TASK OBJECTIVE: Retype the rows starting at the line containing "auto-lighting-status: Auto Generate" and ending at the line containing "shaded-dropdown[interactable]: Shaded —", with both of those lines included.

DATA SUPPLIED:
——————

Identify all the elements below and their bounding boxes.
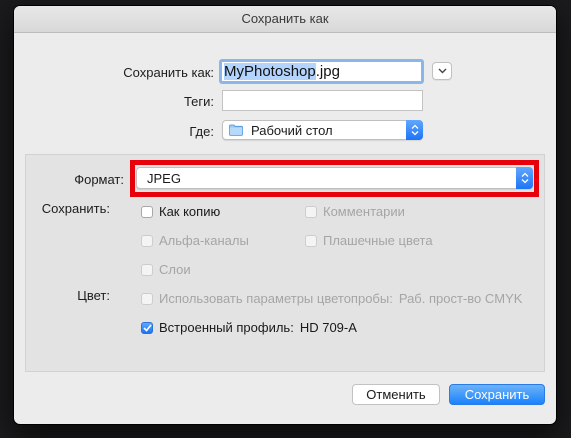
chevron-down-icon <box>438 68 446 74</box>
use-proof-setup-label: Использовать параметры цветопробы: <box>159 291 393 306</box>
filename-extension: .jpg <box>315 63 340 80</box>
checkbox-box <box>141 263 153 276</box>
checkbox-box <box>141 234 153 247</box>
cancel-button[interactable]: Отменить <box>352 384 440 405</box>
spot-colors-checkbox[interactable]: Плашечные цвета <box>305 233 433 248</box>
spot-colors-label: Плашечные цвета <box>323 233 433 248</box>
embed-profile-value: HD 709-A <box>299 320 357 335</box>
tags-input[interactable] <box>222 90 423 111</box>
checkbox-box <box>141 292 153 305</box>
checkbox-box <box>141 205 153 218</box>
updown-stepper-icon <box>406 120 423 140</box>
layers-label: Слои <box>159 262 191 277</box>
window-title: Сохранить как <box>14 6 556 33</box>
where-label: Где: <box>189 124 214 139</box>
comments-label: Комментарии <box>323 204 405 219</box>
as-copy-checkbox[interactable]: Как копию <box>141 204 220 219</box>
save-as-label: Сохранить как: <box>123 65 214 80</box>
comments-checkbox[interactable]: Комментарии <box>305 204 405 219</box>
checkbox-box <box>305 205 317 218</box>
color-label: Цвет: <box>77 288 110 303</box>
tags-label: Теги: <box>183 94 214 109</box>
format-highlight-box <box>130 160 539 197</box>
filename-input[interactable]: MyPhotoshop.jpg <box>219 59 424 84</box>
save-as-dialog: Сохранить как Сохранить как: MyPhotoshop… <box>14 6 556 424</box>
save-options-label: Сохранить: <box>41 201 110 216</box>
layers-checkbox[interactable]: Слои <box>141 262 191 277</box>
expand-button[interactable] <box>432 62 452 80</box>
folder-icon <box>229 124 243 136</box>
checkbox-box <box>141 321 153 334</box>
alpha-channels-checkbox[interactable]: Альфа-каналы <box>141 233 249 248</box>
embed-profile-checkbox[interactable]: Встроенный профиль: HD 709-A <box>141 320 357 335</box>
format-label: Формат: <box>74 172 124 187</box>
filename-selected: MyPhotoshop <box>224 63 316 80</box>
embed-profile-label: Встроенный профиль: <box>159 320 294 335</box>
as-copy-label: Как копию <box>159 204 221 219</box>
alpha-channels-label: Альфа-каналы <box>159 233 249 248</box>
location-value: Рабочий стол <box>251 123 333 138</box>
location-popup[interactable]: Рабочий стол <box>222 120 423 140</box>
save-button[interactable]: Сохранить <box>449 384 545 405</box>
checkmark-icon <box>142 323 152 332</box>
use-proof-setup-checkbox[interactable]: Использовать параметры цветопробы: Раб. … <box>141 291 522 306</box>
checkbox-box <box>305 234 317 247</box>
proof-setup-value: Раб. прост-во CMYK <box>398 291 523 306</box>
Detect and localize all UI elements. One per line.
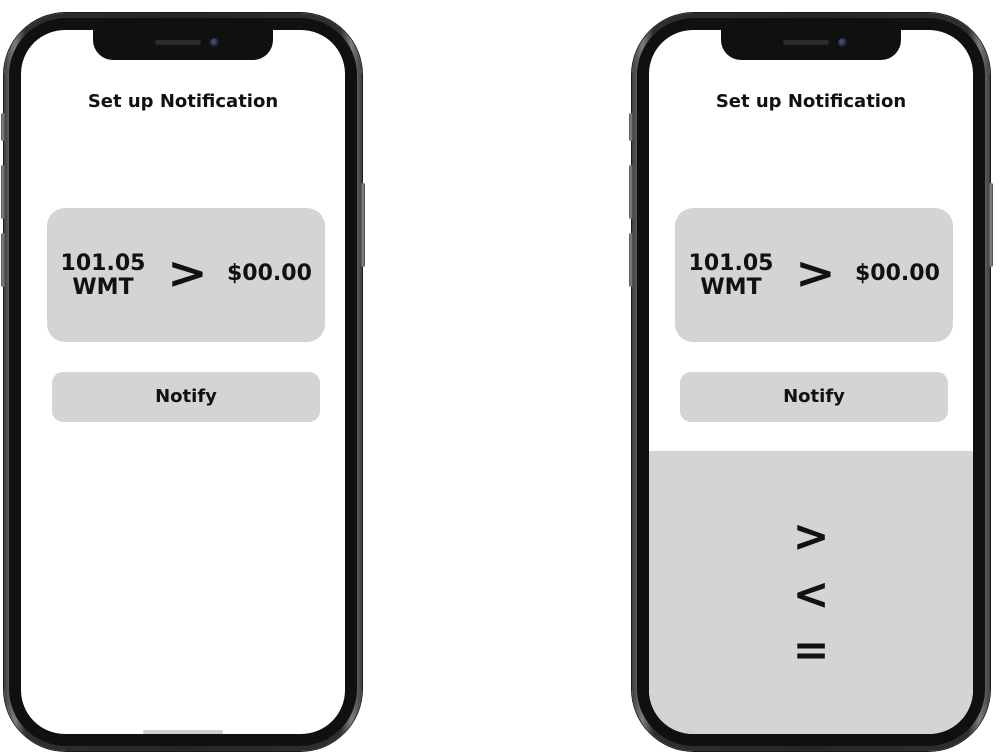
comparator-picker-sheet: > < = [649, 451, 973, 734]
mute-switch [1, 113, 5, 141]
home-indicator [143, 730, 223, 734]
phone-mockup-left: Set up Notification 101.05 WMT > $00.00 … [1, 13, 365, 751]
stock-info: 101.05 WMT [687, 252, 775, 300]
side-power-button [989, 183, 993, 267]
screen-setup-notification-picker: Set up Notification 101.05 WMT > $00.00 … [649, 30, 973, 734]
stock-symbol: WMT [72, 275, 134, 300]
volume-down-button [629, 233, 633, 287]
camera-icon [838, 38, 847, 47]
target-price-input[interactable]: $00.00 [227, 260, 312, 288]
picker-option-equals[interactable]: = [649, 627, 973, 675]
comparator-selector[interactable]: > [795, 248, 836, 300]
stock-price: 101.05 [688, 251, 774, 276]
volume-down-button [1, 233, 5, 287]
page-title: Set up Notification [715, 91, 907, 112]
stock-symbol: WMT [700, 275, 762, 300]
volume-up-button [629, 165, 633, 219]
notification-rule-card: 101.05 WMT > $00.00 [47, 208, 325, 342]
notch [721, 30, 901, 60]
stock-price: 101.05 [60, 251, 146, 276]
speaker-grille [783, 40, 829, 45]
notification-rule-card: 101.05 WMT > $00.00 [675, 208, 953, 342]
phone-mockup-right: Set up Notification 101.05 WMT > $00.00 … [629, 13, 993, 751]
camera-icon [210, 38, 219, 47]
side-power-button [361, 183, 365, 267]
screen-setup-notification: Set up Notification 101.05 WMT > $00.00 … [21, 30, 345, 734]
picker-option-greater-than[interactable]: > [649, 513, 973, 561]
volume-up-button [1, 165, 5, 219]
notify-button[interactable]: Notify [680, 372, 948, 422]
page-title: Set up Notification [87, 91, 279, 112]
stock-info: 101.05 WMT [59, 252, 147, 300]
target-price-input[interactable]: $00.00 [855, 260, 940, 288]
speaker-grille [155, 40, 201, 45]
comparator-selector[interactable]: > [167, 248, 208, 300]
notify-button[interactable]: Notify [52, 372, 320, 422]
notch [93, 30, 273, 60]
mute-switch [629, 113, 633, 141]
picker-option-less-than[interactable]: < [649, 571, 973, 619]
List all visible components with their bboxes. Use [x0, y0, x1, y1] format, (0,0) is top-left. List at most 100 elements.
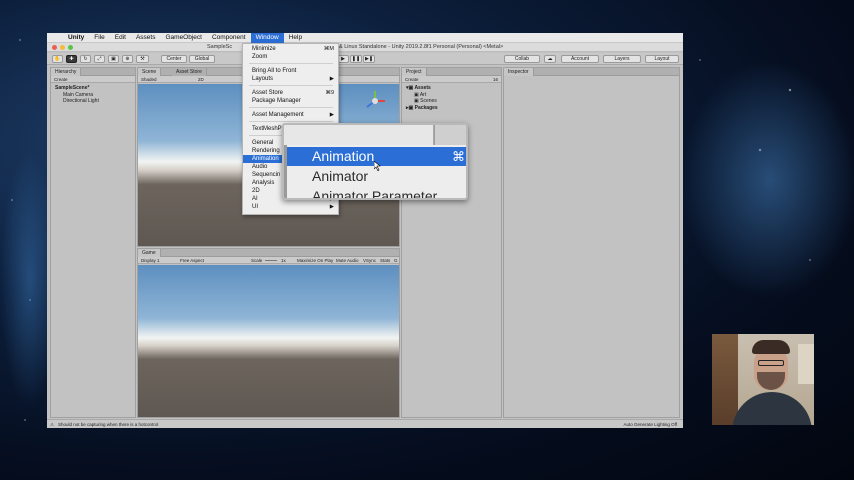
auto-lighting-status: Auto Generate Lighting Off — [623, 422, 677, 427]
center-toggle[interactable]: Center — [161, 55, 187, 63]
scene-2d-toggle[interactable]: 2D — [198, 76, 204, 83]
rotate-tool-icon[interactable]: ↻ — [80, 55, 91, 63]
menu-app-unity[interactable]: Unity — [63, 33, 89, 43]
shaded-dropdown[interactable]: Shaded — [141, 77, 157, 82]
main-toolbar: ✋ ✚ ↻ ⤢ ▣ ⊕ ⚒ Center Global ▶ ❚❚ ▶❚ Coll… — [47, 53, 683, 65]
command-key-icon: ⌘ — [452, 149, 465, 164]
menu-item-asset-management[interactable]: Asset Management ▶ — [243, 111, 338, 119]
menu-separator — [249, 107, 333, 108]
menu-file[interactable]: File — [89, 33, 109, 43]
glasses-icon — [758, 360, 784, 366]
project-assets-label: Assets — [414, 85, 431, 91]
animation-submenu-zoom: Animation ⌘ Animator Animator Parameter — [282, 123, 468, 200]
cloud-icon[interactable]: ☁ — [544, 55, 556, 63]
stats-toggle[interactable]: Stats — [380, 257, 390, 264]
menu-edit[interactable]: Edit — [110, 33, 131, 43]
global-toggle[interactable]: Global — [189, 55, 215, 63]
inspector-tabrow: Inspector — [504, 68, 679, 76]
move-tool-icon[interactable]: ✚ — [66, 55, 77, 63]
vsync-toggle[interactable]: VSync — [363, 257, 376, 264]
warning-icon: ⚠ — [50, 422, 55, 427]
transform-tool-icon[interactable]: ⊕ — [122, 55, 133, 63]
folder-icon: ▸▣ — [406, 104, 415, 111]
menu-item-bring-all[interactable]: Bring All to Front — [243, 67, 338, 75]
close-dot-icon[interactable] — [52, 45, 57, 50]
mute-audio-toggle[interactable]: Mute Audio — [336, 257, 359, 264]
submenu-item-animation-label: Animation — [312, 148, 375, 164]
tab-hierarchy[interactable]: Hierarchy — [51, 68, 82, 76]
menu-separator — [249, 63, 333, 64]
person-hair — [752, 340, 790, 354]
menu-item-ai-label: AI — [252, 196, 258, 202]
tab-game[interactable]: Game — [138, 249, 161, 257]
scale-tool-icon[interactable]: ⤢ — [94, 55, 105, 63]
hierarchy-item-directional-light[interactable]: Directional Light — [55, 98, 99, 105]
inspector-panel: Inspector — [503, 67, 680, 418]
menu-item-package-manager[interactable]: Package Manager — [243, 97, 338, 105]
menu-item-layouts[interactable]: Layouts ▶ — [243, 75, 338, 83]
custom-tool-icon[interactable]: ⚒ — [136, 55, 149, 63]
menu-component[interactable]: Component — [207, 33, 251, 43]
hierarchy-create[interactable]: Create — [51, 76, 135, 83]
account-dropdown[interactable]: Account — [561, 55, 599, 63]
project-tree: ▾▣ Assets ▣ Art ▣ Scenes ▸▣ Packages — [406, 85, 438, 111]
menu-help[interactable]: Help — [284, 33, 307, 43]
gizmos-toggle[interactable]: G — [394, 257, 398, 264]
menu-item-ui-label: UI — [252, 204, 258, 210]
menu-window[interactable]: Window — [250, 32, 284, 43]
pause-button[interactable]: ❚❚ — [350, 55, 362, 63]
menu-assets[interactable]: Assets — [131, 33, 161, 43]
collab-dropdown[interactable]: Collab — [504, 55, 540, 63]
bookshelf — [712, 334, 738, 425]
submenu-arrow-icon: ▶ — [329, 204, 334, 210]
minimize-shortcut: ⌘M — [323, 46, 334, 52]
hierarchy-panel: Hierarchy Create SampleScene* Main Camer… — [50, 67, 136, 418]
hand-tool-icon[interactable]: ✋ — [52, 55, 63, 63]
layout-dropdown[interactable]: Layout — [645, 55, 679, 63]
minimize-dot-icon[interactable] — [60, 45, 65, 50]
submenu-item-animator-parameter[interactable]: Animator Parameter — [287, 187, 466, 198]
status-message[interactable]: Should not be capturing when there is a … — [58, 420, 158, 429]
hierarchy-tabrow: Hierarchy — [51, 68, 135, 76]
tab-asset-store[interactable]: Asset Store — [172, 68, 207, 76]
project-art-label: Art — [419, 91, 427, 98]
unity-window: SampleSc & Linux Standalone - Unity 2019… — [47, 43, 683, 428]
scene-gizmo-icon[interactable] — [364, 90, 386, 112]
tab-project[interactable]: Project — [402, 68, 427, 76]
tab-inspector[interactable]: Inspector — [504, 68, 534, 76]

——————

RESULT:
auto-lighting-status: Auto Generate Lighting Off — [623, 422, 677, 427]
center-toggle[interactable]: Center — [161, 55, 187, 63]
scene-2d-toggle[interactable]: 2D — [198, 76, 204, 83]
rotate-tool-icon[interactable]: ↻ — [80, 55, 91, 63]
menu-app-unity[interactable]: Unity — [63, 33, 89, 43]
shaded-dropdown[interactable]: Shaded — [141, 77, 157, 82]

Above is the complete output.